▶ [To do]: Every record below should be printed exactly as it appears.

▶ [Material provided]:
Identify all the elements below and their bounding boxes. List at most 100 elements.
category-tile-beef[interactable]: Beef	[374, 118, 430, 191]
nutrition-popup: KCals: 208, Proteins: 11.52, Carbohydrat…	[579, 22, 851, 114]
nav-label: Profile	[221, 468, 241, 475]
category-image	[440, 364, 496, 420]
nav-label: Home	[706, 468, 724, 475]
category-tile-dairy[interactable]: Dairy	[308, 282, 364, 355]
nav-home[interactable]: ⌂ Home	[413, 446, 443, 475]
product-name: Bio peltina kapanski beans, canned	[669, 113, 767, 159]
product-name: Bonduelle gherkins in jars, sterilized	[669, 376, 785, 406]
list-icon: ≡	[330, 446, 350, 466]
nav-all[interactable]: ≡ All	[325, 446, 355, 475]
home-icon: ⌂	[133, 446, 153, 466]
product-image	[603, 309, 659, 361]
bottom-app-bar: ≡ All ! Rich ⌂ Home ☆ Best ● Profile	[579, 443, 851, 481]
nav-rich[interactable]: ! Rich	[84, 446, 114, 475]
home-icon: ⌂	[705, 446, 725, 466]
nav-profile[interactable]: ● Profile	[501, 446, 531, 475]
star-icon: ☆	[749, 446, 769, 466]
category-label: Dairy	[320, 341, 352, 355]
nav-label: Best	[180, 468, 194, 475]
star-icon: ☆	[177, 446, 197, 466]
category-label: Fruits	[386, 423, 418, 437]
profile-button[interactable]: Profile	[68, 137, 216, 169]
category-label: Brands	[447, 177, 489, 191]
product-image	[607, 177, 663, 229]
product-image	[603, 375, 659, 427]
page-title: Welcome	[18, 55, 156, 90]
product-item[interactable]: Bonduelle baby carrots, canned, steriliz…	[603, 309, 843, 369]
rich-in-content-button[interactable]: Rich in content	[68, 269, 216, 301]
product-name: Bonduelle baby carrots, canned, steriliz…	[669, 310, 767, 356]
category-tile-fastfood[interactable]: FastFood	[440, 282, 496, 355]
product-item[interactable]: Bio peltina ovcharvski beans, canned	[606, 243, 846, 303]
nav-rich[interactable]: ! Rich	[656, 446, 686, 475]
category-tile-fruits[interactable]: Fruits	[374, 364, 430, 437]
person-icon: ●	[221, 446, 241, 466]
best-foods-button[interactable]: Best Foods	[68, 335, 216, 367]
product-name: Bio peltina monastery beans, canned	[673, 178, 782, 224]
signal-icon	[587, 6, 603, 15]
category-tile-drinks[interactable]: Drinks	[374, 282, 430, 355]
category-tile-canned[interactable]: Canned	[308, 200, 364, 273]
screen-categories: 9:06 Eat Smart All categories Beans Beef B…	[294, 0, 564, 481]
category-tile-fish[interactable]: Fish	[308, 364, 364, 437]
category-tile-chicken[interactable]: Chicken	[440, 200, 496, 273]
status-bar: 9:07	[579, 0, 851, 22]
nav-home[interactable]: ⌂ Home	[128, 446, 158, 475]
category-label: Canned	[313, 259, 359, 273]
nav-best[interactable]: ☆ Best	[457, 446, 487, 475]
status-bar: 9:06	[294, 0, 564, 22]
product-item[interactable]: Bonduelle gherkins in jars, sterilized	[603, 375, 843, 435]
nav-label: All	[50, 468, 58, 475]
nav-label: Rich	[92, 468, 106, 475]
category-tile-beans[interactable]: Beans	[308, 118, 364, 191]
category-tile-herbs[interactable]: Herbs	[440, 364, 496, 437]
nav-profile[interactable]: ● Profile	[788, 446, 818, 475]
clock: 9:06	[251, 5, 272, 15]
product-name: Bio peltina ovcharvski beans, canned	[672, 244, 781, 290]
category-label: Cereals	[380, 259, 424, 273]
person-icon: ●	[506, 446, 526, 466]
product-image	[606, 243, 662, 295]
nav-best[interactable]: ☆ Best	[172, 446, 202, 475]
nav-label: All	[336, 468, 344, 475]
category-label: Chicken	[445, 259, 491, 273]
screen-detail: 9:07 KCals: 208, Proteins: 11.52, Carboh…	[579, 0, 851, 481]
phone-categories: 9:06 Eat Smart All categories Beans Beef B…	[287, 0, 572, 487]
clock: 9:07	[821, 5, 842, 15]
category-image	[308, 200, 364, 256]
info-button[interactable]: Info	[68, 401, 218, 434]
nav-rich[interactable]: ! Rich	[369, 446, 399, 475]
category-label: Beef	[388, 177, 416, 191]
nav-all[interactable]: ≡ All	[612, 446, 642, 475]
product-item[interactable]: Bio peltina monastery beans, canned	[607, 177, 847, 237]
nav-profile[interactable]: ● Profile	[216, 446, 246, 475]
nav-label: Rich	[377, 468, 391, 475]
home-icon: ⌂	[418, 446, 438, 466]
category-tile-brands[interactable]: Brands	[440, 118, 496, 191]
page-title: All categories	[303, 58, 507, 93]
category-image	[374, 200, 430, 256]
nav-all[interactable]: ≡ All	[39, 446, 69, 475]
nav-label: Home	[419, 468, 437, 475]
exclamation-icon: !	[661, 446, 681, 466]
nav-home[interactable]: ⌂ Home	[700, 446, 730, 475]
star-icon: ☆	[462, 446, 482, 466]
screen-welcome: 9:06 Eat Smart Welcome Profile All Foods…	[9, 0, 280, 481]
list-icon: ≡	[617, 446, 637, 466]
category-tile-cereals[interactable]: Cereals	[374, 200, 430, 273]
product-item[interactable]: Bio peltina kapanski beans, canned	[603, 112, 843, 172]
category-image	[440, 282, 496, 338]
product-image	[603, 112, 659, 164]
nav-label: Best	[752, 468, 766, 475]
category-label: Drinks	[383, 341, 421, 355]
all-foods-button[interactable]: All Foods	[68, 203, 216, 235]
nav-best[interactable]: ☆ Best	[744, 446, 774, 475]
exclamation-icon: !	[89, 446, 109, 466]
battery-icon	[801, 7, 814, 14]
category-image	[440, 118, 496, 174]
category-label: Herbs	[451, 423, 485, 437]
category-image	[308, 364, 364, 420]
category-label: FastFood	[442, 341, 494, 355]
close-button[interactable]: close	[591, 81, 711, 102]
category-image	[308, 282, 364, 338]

▶ [Response to the task]:
Identify all the elements below and their bounding boxes. List at most 100 elements.
category-tile-beef[interactable]: Beef	[374, 118, 430, 191]
nutrition-popup: KCals: 208, Proteins: 11.52, Carbohydrat…	[579, 22, 851, 114]
nav-label: Profile	[221, 468, 241, 475]
category-image	[440, 364, 496, 420]
nav-label: Home	[706, 468, 724, 475]
category-tile-dairy[interactable]: Dairy	[308, 282, 364, 355]
nav-home[interactable]: ⌂ Home	[413, 446, 443, 475]
product-name: Bio peltina kapanski beans, canned	[669, 113, 767, 159]
product-name: Bonduelle gherkins in jars, sterilized	[669, 376, 785, 406]
list-icon: ≡	[330, 446, 350, 466]
nav-all[interactable]: ≡ All	[325, 446, 355, 475]
home-icon: ⌂	[133, 446, 153, 466]
product-image	[603, 309, 659, 361]
bottom-app-bar: ≡ All ! Rich ⌂ Home ☆ Best ● Profile	[579, 443, 851, 481]
nav-rich[interactable]: ! Rich	[84, 446, 114, 475]
home-icon: ⌂	[705, 446, 725, 466]
nav-profile[interactable]: ● Profile	[501, 446, 531, 475]
star-icon: ☆	[749, 446, 769, 466]
category-label: Dairy	[320, 341, 352, 355]
nav-label: Best	[180, 468, 194, 475]
star-icon: ☆	[177, 446, 197, 466]
category-label: Fruits	[386, 423, 418, 437]
profile-button[interactable]: Profile	[68, 137, 216, 169]
category-label: Brands	[447, 177, 489, 191]
product-image	[607, 177, 663, 229]
product-image	[603, 375, 659, 427]
page-title: Welcome	[18, 55, 156, 90]
product-item[interactable]: Bonduelle baby carrots, canned, steriliz…	[603, 309, 843, 369]
rich-in-content-button[interactable]: Rich in content	[68, 269, 216, 301]
product-name: Bonduelle baby carrots, canned, steriliz…	[669, 310, 767, 356]
category-tile-fastfood[interactable]: FastFood	[440, 282, 496, 355]
product-item[interactable]: Bio peltina ovcharvski beans, canned	[606, 243, 846, 303]
nav-rich[interactable]: ! Rich	[656, 446, 686, 475]
category-tile-fruits[interactable]: Fruits	[374, 364, 430, 437]
person-icon: ●	[221, 446, 241, 466]
best-foods-button[interactable]: Best Foods	[68, 335, 216, 367]
product-name: Bio peltina monastery beans, canned	[673, 178, 782, 224]
signal-icon	[587, 6, 603, 15]
category-tile-drinks[interactable]: Drinks	[374, 282, 430, 355]
category-tile-canned[interactable]: Canned	[308, 200, 364, 273]
screen-categories: 9:06 Eat Smart All categories Beans Beef B…	[294, 0, 564, 481]
category-tile-fish[interactable]: Fish	[308, 364, 364, 437]
category-tile-chicken[interactable]: Chicken	[440, 200, 496, 273]
status-bar: 9:07	[579, 0, 851, 22]
nav-home[interactable]: ⌂ Home	[128, 446, 158, 475]
category-label: Canned	[313, 259, 359, 273]
nav-best[interactable]: ☆ Best	[457, 446, 487, 475]
status-bar: 9:06	[294, 0, 564, 22]
product-item[interactable]: Bonduelle gherkins in jars, sterilized	[603, 375, 843, 435]
nav-label: All	[50, 468, 58, 475]
nav-label: Rich	[92, 468, 106, 475]
category-tile-beans[interactable]: Beans	[308, 118, 364, 191]
category-tile-herbs[interactable]: Herbs	[440, 364, 496, 437]
nav-profile[interactable]: ● Profile	[788, 446, 818, 475]
clock: 9:06	[251, 5, 272, 15]
product-name: Bio peltina ovcharvski beans, canned	[672, 244, 781, 290]
category-label: Cereals	[380, 259, 424, 273]
person-icon: ●	[506, 446, 526, 466]
product-image	[606, 243, 662, 295]
nav-best[interactable]: ☆ Best	[172, 446, 202, 475]
nav-label: All	[336, 468, 344, 475]
category-label: Chicken	[445, 259, 491, 273]
screen-detail: 9:07 KCals: 208, Proteins: 11.52, Carboh…	[579, 0, 851, 481]
phone-categories: 9:06 Eat Smart All categories Beans Beef B…	[287, 0, 572, 487]
clock: 9:07	[821, 5, 842, 15]
category-image	[308, 200, 364, 256]
info-button[interactable]: Info	[68, 401, 218, 434]
nav-rich[interactable]: ! Rich	[369, 446, 399, 475]
category-label: Beef	[388, 177, 416, 191]
nav-all[interactable]: ≡ All	[612, 446, 642, 475]
product-item[interactable]: Bio peltina monastery beans, canned	[607, 177, 847, 237]
nav-profile[interactable]: ● Profile	[216, 446, 246, 475]
nav-label: Rich	[377, 468, 391, 475]
home-icon: ⌂	[418, 446, 438, 466]
category-tile-brands[interactable]: Brands	[440, 118, 496, 191]
page-title: All categories	[303, 58, 507, 93]
category-image	[374, 200, 430, 256]
nav-all[interactable]: ≡ All	[39, 446, 69, 475]
nav-label: Home	[419, 468, 437, 475]
exclamation-icon: !	[661, 446, 681, 466]
nav-home[interactable]: ⌂ Home	[700, 446, 730, 475]
star-icon: ☆	[462, 446, 482, 466]
screen-welcome: 9:06 Eat Smart Welcome Profile All Foods…	[9, 0, 280, 481]
list-icon: ≡	[617, 446, 637, 466]
category-tile-cereals[interactable]: Cereals	[374, 200, 430, 273]
product-item[interactable]: Bio peltina kapanski beans, canned	[603, 112, 843, 172]
category-image	[440, 282, 496, 338]
product-image	[603, 112, 659, 164]
nav-label: Best	[752, 468, 766, 475]
category-label: Drinks	[383, 341, 421, 355]
all-foods-button[interactable]: All Foods	[68, 203, 216, 235]
nav-best[interactable]: ☆ Best	[744, 446, 774, 475]
exclamation-icon: !	[89, 446, 109, 466]
battery-icon	[801, 7, 814, 14]
category-image	[440, 118, 496, 174]
category-label: Herbs	[451, 423, 485, 437]
category-image	[308, 364, 364, 420]
category-label: FastFood	[442, 341, 494, 355]
close-button[interactable]: close	[591, 81, 711, 102]
category-image	[308, 282, 364, 338]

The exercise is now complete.